-- Begin --
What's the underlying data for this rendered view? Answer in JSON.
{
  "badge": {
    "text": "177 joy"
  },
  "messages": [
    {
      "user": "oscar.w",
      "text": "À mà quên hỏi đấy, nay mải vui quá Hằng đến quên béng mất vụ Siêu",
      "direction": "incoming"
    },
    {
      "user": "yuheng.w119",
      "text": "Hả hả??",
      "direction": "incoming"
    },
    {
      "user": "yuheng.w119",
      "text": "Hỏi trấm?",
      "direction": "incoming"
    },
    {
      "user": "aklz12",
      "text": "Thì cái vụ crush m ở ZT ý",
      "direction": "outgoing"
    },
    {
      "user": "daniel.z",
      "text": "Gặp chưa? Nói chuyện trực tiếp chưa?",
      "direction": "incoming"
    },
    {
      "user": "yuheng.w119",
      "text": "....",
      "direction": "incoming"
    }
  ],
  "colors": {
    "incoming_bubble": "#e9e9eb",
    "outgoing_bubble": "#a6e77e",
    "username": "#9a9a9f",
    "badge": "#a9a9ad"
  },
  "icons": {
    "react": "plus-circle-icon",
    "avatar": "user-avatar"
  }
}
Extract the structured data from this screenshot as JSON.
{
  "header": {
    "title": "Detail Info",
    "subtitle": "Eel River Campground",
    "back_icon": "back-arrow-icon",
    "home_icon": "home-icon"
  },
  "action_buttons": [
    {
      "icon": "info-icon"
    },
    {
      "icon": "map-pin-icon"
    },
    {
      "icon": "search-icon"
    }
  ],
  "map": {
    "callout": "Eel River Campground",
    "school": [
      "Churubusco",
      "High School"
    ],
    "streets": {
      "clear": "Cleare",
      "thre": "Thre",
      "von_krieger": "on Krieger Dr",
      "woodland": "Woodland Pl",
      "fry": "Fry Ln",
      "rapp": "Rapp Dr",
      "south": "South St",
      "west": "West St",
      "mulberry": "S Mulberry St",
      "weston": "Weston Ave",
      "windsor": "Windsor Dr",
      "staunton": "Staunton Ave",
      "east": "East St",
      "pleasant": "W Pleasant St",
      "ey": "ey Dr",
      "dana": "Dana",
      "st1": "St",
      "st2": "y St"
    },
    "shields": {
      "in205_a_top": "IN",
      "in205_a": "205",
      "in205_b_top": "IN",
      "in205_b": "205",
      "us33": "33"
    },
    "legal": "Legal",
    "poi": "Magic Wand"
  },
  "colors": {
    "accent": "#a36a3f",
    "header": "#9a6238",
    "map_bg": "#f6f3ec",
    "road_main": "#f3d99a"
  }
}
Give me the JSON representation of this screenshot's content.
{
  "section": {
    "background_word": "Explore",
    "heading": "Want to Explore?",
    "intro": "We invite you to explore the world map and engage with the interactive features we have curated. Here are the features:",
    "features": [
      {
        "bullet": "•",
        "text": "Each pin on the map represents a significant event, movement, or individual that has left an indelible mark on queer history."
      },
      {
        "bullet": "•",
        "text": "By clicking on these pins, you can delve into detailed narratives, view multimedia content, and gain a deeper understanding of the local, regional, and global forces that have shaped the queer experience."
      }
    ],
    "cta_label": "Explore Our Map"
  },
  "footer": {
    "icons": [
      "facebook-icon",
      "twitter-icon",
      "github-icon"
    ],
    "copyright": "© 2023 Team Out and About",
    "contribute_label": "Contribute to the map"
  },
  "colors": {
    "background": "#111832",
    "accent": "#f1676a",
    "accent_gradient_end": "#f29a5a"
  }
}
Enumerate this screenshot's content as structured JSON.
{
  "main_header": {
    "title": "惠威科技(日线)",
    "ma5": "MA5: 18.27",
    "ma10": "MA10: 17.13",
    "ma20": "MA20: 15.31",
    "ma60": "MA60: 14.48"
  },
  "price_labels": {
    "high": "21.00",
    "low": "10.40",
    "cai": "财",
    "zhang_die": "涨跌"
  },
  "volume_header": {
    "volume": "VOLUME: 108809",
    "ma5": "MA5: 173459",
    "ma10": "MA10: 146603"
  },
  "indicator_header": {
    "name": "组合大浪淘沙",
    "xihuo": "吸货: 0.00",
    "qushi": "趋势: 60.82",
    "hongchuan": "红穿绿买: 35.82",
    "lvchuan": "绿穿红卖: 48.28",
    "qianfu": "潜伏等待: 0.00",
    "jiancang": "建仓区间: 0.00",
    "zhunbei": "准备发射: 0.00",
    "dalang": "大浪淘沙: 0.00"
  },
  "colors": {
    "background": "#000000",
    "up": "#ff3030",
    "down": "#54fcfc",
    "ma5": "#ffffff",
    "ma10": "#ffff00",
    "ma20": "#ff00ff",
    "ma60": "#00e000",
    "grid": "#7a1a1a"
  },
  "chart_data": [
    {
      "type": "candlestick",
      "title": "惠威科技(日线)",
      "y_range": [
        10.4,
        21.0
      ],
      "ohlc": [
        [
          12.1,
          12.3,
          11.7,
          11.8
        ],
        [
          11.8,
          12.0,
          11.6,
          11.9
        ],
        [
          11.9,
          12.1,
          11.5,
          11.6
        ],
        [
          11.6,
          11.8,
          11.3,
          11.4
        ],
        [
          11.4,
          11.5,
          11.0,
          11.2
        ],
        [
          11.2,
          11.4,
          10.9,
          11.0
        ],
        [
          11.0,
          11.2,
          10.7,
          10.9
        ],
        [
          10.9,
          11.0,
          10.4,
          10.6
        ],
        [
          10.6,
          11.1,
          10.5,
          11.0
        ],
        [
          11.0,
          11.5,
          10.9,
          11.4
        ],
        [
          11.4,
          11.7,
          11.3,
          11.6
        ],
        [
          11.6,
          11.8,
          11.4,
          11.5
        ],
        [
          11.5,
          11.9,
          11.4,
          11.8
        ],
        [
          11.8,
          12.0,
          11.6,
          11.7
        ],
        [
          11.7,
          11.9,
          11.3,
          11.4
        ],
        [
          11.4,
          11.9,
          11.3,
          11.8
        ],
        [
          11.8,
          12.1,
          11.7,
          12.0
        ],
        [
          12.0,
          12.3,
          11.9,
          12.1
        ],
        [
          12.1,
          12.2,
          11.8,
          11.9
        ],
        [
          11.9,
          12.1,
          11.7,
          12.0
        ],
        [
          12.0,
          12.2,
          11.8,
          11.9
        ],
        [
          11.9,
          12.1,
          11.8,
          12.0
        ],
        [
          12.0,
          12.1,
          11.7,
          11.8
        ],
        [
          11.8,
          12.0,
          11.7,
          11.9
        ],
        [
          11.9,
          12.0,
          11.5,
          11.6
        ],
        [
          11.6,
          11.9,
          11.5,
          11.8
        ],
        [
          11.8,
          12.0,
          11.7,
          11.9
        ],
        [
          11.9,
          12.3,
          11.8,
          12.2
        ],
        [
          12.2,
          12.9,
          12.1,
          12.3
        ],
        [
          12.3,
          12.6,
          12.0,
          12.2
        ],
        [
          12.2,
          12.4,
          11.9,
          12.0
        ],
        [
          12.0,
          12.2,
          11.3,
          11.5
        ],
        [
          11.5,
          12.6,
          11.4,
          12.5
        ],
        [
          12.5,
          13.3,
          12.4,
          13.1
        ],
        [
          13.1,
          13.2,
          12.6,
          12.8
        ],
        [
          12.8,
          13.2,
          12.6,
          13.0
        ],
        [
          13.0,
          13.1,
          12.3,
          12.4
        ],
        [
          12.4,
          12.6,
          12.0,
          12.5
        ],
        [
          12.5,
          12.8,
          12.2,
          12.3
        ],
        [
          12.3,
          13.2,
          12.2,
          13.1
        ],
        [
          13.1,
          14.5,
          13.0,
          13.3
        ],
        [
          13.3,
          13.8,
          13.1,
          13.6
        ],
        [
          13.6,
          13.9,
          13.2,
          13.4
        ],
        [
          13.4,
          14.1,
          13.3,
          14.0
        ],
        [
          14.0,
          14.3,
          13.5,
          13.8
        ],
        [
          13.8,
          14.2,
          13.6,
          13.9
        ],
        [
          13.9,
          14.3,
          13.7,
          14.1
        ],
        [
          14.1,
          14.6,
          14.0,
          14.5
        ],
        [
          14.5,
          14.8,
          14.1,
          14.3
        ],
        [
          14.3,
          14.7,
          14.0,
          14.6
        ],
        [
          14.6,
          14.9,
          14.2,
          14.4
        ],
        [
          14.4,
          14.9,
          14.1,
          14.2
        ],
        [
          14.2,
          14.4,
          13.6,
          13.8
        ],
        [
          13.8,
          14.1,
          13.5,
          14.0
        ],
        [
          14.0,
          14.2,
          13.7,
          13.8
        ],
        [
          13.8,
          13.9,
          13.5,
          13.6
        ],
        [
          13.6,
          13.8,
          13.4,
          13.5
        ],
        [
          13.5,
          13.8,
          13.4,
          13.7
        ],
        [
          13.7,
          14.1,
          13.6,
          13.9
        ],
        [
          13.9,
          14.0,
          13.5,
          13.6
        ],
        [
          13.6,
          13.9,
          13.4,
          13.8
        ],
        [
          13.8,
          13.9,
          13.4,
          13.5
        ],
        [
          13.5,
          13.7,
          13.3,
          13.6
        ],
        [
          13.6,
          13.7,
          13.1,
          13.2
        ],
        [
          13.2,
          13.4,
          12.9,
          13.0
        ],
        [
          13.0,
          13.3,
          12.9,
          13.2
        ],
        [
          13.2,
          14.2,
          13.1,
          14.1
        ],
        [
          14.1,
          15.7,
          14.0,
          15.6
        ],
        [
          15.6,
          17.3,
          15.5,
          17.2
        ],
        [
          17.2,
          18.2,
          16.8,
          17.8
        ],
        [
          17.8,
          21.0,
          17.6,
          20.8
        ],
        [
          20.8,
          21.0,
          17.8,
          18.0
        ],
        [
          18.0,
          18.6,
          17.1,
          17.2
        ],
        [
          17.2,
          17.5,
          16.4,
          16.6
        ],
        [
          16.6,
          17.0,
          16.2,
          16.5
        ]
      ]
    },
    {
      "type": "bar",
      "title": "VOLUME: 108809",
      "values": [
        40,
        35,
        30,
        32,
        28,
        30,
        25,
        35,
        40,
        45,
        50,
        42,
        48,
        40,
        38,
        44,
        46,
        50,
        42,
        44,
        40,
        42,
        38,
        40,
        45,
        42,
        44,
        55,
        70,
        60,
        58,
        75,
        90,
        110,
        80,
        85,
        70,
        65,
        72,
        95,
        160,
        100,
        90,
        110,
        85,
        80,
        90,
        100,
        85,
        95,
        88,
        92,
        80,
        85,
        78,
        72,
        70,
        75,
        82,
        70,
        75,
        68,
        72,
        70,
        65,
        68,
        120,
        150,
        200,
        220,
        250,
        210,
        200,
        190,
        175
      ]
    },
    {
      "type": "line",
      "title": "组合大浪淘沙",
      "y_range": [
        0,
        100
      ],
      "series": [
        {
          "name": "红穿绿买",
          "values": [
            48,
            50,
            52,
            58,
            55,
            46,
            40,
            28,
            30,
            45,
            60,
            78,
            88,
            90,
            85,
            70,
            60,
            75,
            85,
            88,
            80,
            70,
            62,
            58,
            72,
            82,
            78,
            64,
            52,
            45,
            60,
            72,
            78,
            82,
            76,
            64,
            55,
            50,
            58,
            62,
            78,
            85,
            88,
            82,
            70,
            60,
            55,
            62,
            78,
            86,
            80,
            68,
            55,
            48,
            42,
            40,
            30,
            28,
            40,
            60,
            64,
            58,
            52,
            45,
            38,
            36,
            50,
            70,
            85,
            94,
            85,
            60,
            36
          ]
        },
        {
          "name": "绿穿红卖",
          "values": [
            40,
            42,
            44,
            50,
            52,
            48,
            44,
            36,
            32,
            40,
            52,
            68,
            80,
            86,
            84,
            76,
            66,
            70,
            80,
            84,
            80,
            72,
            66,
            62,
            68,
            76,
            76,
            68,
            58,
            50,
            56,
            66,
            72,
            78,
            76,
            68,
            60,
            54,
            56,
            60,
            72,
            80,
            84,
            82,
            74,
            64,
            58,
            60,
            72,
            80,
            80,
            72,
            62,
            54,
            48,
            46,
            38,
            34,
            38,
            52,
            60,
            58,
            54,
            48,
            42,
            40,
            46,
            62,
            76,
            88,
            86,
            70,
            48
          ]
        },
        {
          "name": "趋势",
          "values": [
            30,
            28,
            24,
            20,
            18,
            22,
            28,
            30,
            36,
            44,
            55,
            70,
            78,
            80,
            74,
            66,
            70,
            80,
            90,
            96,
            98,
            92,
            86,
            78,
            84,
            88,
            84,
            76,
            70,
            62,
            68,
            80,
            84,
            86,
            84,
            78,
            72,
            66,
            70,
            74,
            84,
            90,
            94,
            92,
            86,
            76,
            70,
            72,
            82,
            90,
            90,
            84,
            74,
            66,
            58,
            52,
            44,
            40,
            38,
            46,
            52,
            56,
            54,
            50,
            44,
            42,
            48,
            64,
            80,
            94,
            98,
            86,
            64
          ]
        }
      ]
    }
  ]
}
-- End --
- YOUR OBJECTIVE -
Identify each line in the records above containing the word "view"; copy those lines.

- RESPONSE FOR THIS EXERCISE -
What's the underlying data for this rendered view? Answer in JSON.
        "text": "By clicking on these pins, you can delve into detailed narratives, view multimedia content, and gain a deeper understanding of the local, regional, and global forces that have shaped the queer experience."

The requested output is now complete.